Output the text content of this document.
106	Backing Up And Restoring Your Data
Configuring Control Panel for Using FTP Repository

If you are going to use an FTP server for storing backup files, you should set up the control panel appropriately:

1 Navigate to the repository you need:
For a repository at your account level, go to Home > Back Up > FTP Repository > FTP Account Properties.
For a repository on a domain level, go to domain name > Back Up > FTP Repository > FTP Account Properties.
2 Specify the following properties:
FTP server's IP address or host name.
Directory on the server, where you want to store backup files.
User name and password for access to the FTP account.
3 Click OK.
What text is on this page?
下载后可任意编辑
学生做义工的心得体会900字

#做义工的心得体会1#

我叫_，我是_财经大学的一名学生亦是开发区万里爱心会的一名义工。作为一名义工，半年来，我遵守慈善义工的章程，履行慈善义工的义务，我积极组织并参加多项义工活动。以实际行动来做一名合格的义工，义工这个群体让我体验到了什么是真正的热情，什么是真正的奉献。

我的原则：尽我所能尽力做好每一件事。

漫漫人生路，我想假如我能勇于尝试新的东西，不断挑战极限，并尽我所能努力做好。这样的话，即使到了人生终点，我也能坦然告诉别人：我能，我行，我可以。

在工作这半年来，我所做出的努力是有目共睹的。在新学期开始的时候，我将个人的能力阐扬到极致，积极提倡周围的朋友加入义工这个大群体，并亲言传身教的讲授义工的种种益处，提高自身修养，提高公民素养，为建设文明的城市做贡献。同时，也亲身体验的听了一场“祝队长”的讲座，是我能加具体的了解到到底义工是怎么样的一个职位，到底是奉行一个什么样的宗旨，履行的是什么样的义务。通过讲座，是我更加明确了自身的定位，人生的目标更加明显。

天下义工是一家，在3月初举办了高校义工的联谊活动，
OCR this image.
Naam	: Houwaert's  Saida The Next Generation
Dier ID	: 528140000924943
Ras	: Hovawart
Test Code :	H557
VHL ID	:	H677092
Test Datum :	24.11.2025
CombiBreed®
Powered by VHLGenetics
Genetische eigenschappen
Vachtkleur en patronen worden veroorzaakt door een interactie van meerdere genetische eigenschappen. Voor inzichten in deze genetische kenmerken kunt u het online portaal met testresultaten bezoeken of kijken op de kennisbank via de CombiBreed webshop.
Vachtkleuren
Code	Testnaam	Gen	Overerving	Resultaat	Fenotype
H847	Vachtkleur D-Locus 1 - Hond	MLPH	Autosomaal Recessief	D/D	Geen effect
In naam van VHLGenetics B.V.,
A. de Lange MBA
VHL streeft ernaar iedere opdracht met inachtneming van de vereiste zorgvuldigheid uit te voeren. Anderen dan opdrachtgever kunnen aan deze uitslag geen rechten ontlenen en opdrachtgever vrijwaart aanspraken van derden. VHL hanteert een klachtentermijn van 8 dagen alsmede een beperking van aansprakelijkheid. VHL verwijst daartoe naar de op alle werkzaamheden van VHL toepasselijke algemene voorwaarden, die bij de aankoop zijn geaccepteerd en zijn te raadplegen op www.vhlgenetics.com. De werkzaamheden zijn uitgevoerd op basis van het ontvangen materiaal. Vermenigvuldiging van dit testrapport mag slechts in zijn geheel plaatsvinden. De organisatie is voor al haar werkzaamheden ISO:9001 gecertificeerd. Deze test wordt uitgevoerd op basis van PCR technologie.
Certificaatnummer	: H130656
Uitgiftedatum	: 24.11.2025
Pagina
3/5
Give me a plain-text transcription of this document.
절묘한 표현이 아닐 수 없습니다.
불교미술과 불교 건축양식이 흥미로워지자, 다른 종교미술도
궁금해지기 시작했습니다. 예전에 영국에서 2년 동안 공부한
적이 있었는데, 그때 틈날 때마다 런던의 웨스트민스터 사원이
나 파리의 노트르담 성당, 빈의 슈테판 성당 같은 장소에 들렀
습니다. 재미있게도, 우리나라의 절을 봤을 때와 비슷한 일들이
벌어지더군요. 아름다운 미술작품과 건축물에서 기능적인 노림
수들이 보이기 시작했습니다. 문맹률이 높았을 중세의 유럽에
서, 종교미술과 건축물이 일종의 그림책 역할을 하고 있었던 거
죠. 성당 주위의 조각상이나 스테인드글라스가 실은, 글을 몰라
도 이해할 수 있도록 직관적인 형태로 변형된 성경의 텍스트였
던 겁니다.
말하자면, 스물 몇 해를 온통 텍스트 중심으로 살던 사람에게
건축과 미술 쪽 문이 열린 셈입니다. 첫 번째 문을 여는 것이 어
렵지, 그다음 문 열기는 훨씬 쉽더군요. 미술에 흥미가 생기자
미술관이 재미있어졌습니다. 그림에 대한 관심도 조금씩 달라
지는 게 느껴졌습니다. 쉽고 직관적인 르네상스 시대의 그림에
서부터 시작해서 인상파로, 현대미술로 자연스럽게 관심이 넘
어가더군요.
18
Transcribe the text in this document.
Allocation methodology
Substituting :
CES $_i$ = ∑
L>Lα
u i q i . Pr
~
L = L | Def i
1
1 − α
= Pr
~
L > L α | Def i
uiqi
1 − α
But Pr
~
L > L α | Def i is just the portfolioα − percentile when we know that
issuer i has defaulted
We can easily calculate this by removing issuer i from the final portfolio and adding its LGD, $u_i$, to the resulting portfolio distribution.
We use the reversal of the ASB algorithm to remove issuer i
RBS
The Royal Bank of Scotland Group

→ GIVEN INSTRUCTION
Above are the records; copy all of them exactly.

→ WRITTEN ANSWER
Output the text content of this document.
106	Backing Up And Restoring Your Data
Configuring Control Panel for Using FTP Repository

If you are going to use an FTP server for storing backup files, you should set up the control panel appropriately:

1 Navigate to the repository you need:
For a repository at your account level, go to Home > Back Up > FTP Repository > FTP Account Properties.
For a repository on a domain level, go to domain name > Back Up > FTP Repository > FTP Account Properties.
2 Specify the following properties:
FTP server's IP address or host name.
Directory on the server, where you want to store backup files.
User name and password for access to the FTP account.
3 Click OK.
What text is on this page?
下载后可任意编辑
学生做义工的心得体会900字

#做义工的心得体会1#

我叫_，我是_财经大学的一名学生亦是开发区万里爱心会的一名义工。作为一名义工，半年来，我遵守慈善义工的章程，履行慈善义工的义务，我积极组织并参加多项义工活动。以实际行动来做一名合格的义工，义工这个群体让我体验到了什么是真正的热情，什么是真正的奉献。

我的原则：尽我所能尽力做好每一件事。

漫漫人生路，我想假如我能勇于尝试新的东西，不断挑战极限，并尽我所能努力做好。这样的话，即使到了人生终点，我也能坦然告诉别人：我能，我行，我可以。

在工作这半年来，我所做出的努力是有目共睹的。在新学期开始的时候，我将个人的能力阐扬到极致，积极提倡周围的朋友加入义工这个大群体，并亲言传身教的讲授义工的种种益处，提高自身修养，提高公民素养，为建设文明的城市做贡献。同时，也亲身体验的听了一场“祝队长”的讲座，是我能加具体的了解到到底义工是怎么样的一个职位，到底是奉行一个什么样的宗旨，履行的是什么样的义务。通过讲座，是我更加明确了自身的定位，人生的目标更加明显。

天下义工是一家，在3月初举办了高校义工的联谊活动，
OCR this image.
Naam	: Houwaert's  Saida The Next Generation
Dier ID	: 528140000924943
Ras	: Hovawart
Test Code :	H557
VHL ID	:	H677092
Test Datum :	24.11.2025
CombiBreed®
Powered by VHLGenetics
Genetische eigenschappen
Vachtkleur en patronen worden veroorzaakt door een interactie van meerdere genetische eigenschappen. Voor inzichten in deze genetische kenmerken kunt u het online portaal met testresultaten bezoeken of kijken op de kennisbank via de CombiBreed webshop.
Vachtkleuren
Code	Testnaam	Gen	Overerving	Resultaat	Fenotype
H847	Vachtkleur D-Locus 1 - Hond	MLPH	Autosomaal Recessief	D/D	Geen effect
In naam van VHLGenetics B.V.,
A. de Lange MBA
VHL streeft ernaar iedere opdracht met inachtneming van de vereiste zorgvuldigheid uit te voeren. Anderen dan opdrachtgever kunnen aan deze uitslag geen rechten ontlenen en opdrachtgever vrijwaart aanspraken van derden. VHL hanteert een klachtentermijn van 8 dagen alsmede een beperking van aansprakelijkheid. VHL verwijst daartoe naar de op alle werkzaamheden van VHL toepasselijke algemene voorwaarden, die bij de aankoop zijn geaccepteerd en zijn te raadplegen op www.vhlgenetics.com. De werkzaamheden zijn uitgevoerd op basis van het ontvangen materiaal. Vermenigvuldiging van dit testrapport mag slechts in zijn geheel plaatsvinden. De organisatie is voor al haar werkzaamheden ISO:9001 gecertificeerd. Deze test wordt uitgevoerd op basis van PCR technologie.
Certificaatnummer	: H130656
Uitgiftedatum	: 24.11.2025
Pagina
3/5
Give me a plain-text transcription of this document.
절묘한 표현이 아닐 수 없습니다.
불교미술과 불교 건축양식이 흥미로워지자, 다른 종교미술도
궁금해지기 시작했습니다. 예전에 영국에서 2년 동안 공부한
적이 있었는데, 그때 틈날 때마다 런던의 웨스트민스터 사원이
나 파리의 노트르담 성당, 빈의 슈테판 성당 같은 장소에 들렀
습니다. 재미있게도, 우리나라의 절을 봤을 때와 비슷한 일들이
벌어지더군요. 아름다운 미술작품과 건축물에서 기능적인 노림
수들이 보이기 시작했습니다. 문맹률이 높았을 중세의 유럽에
서, 종교미술과 건축물이 일종의 그림책 역할을 하고 있었던 거
죠. 성당 주위의 조각상이나 스테인드글라스가 실은, 글을 몰라
도 이해할 수 있도록 직관적인 형태로 변형된 성경의 텍스트였
던 겁니다.
말하자면, 스물 몇 해를 온통 텍스트 중심으로 살던 사람에게
건축과 미술 쪽 문이 열린 셈입니다. 첫 번째 문을 여는 것이 어
렵지, 그다음 문 열기는 훨씬 쉽더군요. 미술에 흥미가 생기자
미술관이 재미있어졌습니다. 그림에 대한 관심도 조금씩 달라
지는 게 느껴졌습니다. 쉽고 직관적인 르네상스 시대의 그림에
서부터 시작해서 인상파로, 현대미술로 자연스럽게 관심이 넘
어가더군요.
18
Transcribe the text in this document.
Allocation methodology
Substituting :
CES $_i$ = ∑
L>Lα
u i q i . Pr
~
L = L | Def i
1
1 − α
= Pr
~
L > L α | Def i
uiqi
1 − α
But Pr
~
L > L α | Def i is just the portfolioα − percentile when we know that
issuer i has defaulted
We can easily calculate this by removing issuer i from the final portfolio and adding its LGD, $u_i$, to the resulting portfolio distribution.
We use the reversal of the ASB algorithm to remove issuer i
RBS
The Royal Bank of Scotland Group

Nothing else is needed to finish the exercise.